%%

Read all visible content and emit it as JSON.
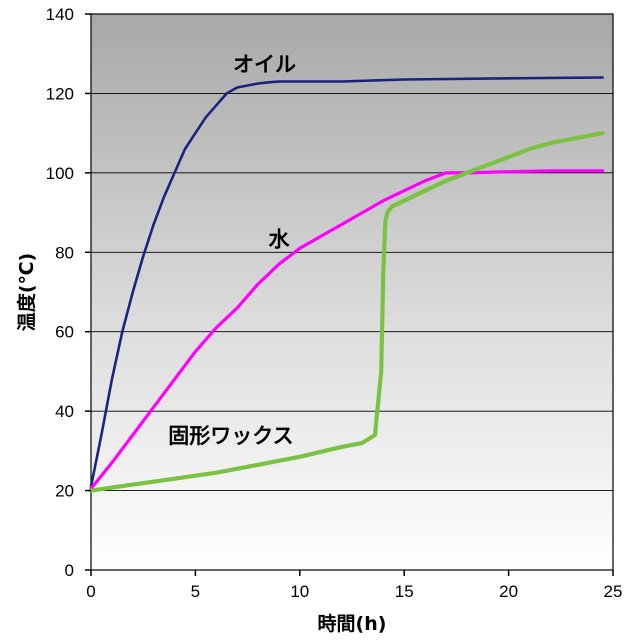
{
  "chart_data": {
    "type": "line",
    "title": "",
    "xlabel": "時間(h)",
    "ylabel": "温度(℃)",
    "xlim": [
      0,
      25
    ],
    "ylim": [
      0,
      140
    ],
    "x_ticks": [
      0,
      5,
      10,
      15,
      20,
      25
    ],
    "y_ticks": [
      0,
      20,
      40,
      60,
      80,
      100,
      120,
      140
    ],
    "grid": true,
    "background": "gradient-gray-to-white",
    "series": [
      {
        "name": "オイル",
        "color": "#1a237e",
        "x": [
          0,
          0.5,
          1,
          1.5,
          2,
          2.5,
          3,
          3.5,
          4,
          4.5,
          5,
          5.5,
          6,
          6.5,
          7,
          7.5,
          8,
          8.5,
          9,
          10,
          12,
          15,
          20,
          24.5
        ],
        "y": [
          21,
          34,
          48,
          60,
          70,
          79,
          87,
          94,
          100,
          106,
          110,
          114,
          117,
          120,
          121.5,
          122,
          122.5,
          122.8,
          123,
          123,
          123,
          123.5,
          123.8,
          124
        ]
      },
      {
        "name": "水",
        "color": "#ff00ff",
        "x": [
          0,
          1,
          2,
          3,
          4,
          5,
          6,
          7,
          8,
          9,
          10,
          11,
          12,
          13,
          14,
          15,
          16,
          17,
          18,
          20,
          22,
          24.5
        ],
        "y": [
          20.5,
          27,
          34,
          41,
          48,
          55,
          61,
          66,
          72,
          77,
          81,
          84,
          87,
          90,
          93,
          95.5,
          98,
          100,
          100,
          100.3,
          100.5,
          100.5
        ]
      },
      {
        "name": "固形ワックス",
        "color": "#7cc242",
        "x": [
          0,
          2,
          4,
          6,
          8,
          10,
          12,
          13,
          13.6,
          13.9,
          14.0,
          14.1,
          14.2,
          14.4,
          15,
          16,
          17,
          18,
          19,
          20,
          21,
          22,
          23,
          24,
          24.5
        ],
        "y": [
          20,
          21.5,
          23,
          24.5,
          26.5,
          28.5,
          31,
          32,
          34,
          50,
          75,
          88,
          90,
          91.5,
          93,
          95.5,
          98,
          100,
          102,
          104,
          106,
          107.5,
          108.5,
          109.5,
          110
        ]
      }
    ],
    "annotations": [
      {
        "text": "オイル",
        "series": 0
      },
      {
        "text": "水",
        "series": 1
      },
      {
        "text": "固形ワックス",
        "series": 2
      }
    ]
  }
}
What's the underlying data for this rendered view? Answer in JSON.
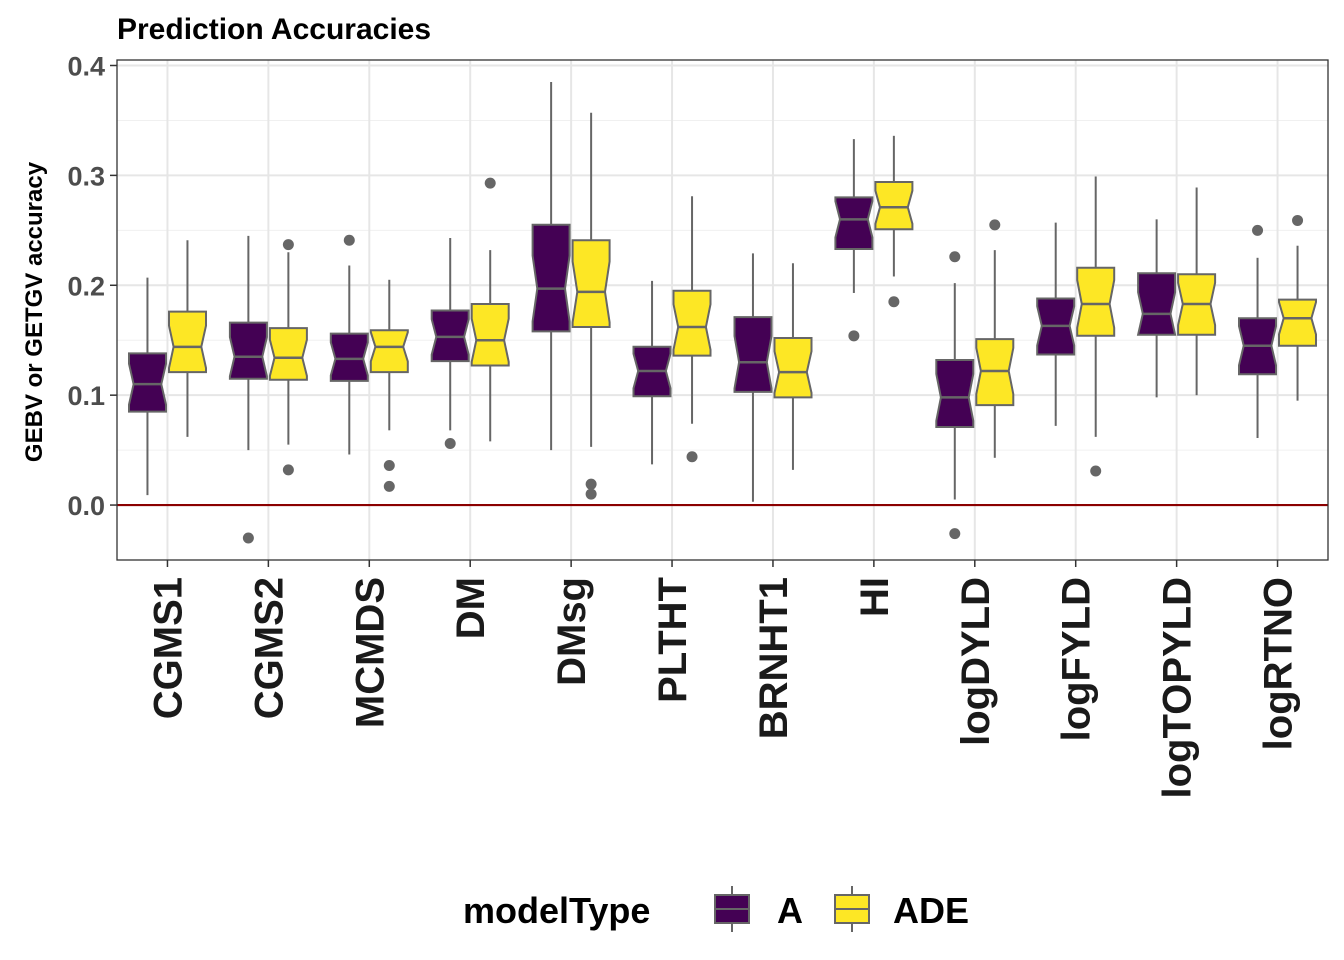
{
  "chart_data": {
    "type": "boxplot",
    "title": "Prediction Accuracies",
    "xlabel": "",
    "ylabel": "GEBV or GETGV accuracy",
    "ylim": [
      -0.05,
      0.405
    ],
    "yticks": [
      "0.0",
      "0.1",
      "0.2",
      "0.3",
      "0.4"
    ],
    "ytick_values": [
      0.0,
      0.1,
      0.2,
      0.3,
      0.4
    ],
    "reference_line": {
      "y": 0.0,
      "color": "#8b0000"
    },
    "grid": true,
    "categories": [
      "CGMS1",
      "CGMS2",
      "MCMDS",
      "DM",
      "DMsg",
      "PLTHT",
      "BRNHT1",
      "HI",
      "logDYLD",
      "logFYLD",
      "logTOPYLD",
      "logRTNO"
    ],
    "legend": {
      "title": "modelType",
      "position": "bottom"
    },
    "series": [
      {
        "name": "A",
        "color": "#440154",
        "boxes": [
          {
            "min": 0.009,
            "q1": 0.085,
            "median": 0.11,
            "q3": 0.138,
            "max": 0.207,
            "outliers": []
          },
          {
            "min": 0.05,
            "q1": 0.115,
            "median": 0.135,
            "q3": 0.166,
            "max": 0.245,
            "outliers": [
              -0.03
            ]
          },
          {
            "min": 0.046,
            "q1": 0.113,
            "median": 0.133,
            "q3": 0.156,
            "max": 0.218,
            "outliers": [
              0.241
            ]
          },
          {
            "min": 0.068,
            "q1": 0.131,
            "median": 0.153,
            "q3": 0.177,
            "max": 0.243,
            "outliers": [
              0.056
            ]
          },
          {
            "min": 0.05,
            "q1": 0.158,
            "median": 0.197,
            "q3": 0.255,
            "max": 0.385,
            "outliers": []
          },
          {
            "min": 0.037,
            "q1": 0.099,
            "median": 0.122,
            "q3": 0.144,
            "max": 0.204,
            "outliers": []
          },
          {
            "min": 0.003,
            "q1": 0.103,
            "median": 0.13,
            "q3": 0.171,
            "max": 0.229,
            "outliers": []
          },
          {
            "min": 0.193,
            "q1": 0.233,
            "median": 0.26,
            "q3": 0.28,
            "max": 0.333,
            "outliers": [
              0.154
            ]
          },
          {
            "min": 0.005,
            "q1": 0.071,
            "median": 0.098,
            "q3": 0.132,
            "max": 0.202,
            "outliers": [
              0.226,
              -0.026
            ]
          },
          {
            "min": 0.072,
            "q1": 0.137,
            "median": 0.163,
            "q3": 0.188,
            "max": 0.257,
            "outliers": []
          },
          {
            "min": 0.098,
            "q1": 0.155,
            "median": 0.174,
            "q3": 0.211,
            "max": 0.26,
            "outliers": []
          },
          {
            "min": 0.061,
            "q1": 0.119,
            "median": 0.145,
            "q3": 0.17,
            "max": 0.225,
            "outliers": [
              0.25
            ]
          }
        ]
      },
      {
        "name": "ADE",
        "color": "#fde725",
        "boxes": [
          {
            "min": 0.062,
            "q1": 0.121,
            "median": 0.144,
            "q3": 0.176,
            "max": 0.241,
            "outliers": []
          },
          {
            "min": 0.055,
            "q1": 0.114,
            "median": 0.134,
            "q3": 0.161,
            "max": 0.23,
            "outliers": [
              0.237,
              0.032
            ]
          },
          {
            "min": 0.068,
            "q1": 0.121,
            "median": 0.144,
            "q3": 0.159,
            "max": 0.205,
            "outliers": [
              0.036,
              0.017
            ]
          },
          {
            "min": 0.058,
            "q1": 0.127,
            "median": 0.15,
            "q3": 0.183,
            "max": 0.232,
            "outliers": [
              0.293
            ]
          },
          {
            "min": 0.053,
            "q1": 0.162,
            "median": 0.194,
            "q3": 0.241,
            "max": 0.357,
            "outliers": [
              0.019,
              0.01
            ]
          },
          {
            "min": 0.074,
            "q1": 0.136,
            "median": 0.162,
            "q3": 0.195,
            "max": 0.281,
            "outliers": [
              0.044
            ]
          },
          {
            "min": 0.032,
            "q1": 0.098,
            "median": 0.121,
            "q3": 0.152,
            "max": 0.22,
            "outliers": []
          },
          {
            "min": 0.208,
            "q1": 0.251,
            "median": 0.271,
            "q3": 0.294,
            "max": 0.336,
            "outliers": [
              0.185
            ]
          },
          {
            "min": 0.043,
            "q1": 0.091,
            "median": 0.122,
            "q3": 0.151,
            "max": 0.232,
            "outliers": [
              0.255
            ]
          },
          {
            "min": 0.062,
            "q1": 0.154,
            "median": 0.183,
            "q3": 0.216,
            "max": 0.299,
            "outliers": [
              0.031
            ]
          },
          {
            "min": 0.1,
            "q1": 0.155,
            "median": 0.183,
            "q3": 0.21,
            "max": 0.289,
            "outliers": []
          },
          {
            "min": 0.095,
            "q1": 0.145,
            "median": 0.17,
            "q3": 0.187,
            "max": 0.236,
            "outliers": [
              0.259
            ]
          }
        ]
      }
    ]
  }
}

%%

▶ **What you are asked to do**
Return to the listing above and set it down exactly, leaving out its pictures.

▶ **Solved exercise**
Read all visible content and emit it as JSON.
{
  "chart_data": {
    "type": "line",
    "title": "",
    "xlabel": "時間(h)",
    "ylabel": "温度(℃)",
    "xlim": [
      0,
      25
    ],
    "ylim": [
      0,
      140
    ],
    "x_ticks": [
      0,
      5,
      10,
      15,
      20,
      25
    ],
    "y_ticks": [
      0,
      20,
      40,
      60,
      80,
      100,
      120,
      140
    ],
    "grid": true,
    "background": "gradient-gray-to-white",
    "series": [
      {
        "name": "オイル",
        "color": "#1a237e",
        "x": [
          0,
          0.5,
          1,
          1.5,
          2,
          2.5,
          3,
          3.5,
          4,
          4.5,
          5,
          5.5,
          6,
          6.5,
          7,
          7.5,
          8,
          8.5,
          9,
          10,
          12,
          15,
          20,
          24.5
        ],
        "y": [
          21,
          34,
          48,
          60,
          70,
          79,
          87,
          94,
          100,
          106,
          110,
          114,
          117,
          120,
          121.5,
          122,
          122.5,
          122.8,
          123,
          123,
          123,
          123.5,
          123.8,
          124
        ]
      },
      {
        "name": "水",
        "color": "#ff00ff",
        "x": [
          0,
          1,
          2,
          3,
          4,
          5,
          6,
          7,
          8,
          9,
          10,
          11,
          12,
          13,
          14,
          15,
          16,
          17,
          18,
          20,
          22,
          24.5
        ],
        "y": [
          20.5,
          27,
          34,
          41,
          48,
          55,
          61,
          66,
          72,
          77,
          81,
          84,
          87,
          90,
          93,
          95.5,
          98,
          100,
          100,
          100.3,
          100.5,
          100.5
        ]
      },
      {
        "name": "固形ワックス",
        "color": "#7cc242",
        "x": [
          0,
          2,
          4,
          6,
          8,
          10,
          12,
          13,
          13.6,
          13.9,
          14.0,
          14.1,
          14.2,
          14.4,
          15,
          16,
          17,
          18,
          19,
          20,
          21,
          22,
          23,
          24,
          24.5
        ],
        "y": [
          20,
          21.5,
          23,
          24.5,
          26.5,
          28.5,
          31,
          32,
          34,
          50,
          75,
          88,
          90,
          91.5,
          93,
          95.5,
          98,
          100,
          102,
          104,
          106,
          107.5,
          108.5,
          109.5,
          110
        ]
      }
    ],
    "annotations": [
      {
        "text": "オイル",
        "series": 0
      },
      {
        "text": "水",
        "series": 1
      },
      {
        "text": "固形ワックス",
        "series": 2
      }
    ]
  }
}
What's the underlying data for this rendered view? Answer in JSON.
{
  "chart_data": {
    "type": "boxplot",
    "title": "Prediction Accuracies",
    "xlabel": "",
    "ylabel": "GEBV or GETGV accuracy",
    "ylim": [
      -0.05,
      0.405
    ],
    "yticks": [
      "0.0",
      "0.1",
      "0.2",
      "0.3",
      "0.4"
    ],
    "ytick_values": [
      0.0,
      0.1,
      0.2,
      0.3,
      0.4
    ],
    "reference_line": {
      "y": 0.0,
      "color": "#8b0000"
    },
    "grid": true,
    "categories": [
      "CGMS1",
      "CGMS2",
      "MCMDS",
      "DM",
      "DMsg",
      "PLTHT",
      "BRNHT1",
      "HI",
      "logDYLD",
      "logFYLD",
      "logTOPYLD",
      "logRTNO"
    ],
    "legend": {
      "title": "modelType",
      "position": "bottom"
    },
    "series": [
      {
        "name": "A",
        "color": "#440154",
        "boxes": [
          {
            "min": 0.009,
            "q1": 0.085,
            "median": 0.11,
            "q3": 0.138,
            "max": 0.207,
            "outliers": []
          },
          {
            "min": 0.05,
            "q1": 0.115,
            "median": 0.135,
            "q3": 0.166,
            "max": 0.245,
            "outliers": [
              -0.03
            ]
          },
          {
            "min": 0.046,
            "q1": 0.113,
            "median": 0.133,
            "q3": 0.156,
            "max": 0.218,
            "outliers": [
              0.241
            ]
          },
          {
            "min": 0.068,
            "q1": 0.131,
            "median": 0.153,
            "q3": 0.177,
            "max": 0.243,
            "outliers": [
              0.056
            ]
          },
          {
            "min": 0.05,
            "q1": 0.158,
            "median": 0.197,
            "q3": 0.255,
            "max": 0.385,
            "outliers": []
          },
          {
            "min": 0.037,
            "q1": 0.099,
            "median": 0.122,
            "q3": 0.144,
            "max": 0.204,
            "outliers": []
          },
          {
            "min": 0.003,
            "q1": 0.103,
            "median": 0.13,
            "q3": 0.171,
            "max": 0.229,
            "outliers": []
          },
          {
            "min": 0.193,
            "q1": 0.233,
            "median": 0.26,
            "q3": 0.28,
            "max": 0.333,
            "outliers": [
              0.154
            ]
          },
          {
            "min": 0.005,
            "q1": 0.071,
            "median": 0.098,
            "q3": 0.132,
            "max": 0.202,
            "outliers": [
              0.226,
              -0.026
            ]
          },
          {
            "min": 0.072,
            "q1": 0.137,
            "median": 0.163,
            "q3": 0.188,
            "max": 0.257,
            "outliers": []
          },
          {
            "min": 0.098,
            "q1": 0.155,
            "median": 0.174,
            "q3": 0.211,
            "max": 0.26,
            "outliers": []
          },
          {
            "min": 0.061,
            "q1": 0.119,
            "median": 0.145,
            "q3": 0.17,
            "max": 0.225,
            "outliers": [
              0.25
            ]
          }
        ]
      },
      {
        "name": "ADE",
        "color": "#fde725",
        "boxes": [
          {
            "min": 0.062,
            "q1": 0.121,
            "median": 0.144,
            "q3": 0.176,
            "max": 0.241,
            "outliers": []
          },
          {
            "min": 0.055,
            "q1": 0.114,
            "median": 0.134,
            "q3": 0.161,
            "max": 0.23,
            "outliers": [
              0.237,
              0.032
            ]
          },
          {
            "min": 0.068,
            "q1": 0.121,
            "median": 0.144,
            "q3": 0.159,
            "max": 0.205,
            "outliers": [
              0.036,
              0.017
            ]
          },
          {
            "min": 0.058,
            "q1": 0.127,
            "median": 0.15,
            "q3": 0.183,
            "max": 0.232,
            "outliers": [
              0.293
            ]
          },
          {
            "min": 0.053,
            "q1": 0.162,
            "median": 0.194,
            "q3": 0.241,
            "max": 0.357,
            "outliers": [
              0.019,
              0.01
            ]
          },
          {
            "min": 0.074,
            "q1": 0.136,
            "median": 0.162,
            "q3": 0.195,
            "max": 0.281,
            "outliers": [
              0.044
            ]
          },
          {
            "min": 0.032,
            "q1": 0.098,
            "median": 0.121,
            "q3": 0.152,
            "max": 0.22,
            "outliers": []
          },
          {
            "min": 0.208,
            "q1": 0.251,
            "median": 0.271,
            "q3": 0.294,
            "max": 0.336,
            "outliers": [
              0.185
            ]
          },
          {
            "min": 0.043,
            "q1": 0.091,
            "median": 0.122,
            "q3": 0.151,
            "max": 0.232,
            "outliers": [
              0.255
            ]
          },
          {
            "min": 0.062,
            "q1": 0.154,
            "median": 0.183,
            "q3": 0.216,
            "max": 0.299,
            "outliers": [
              0.031
            ]
          },
          {
            "min": 0.1,
            "q1": 0.155,
            "median": 0.183,
            "q3": 0.21,
            "max": 0.289,
            "outliers": []
          },
          {
            "min": 0.095,
            "q1": 0.145,
            "median": 0.17,
            "q3": 0.187,
            "max": 0.236,
            "outliers": [
              0.259
            ]
          }
        ]
      }
    ]
  }
}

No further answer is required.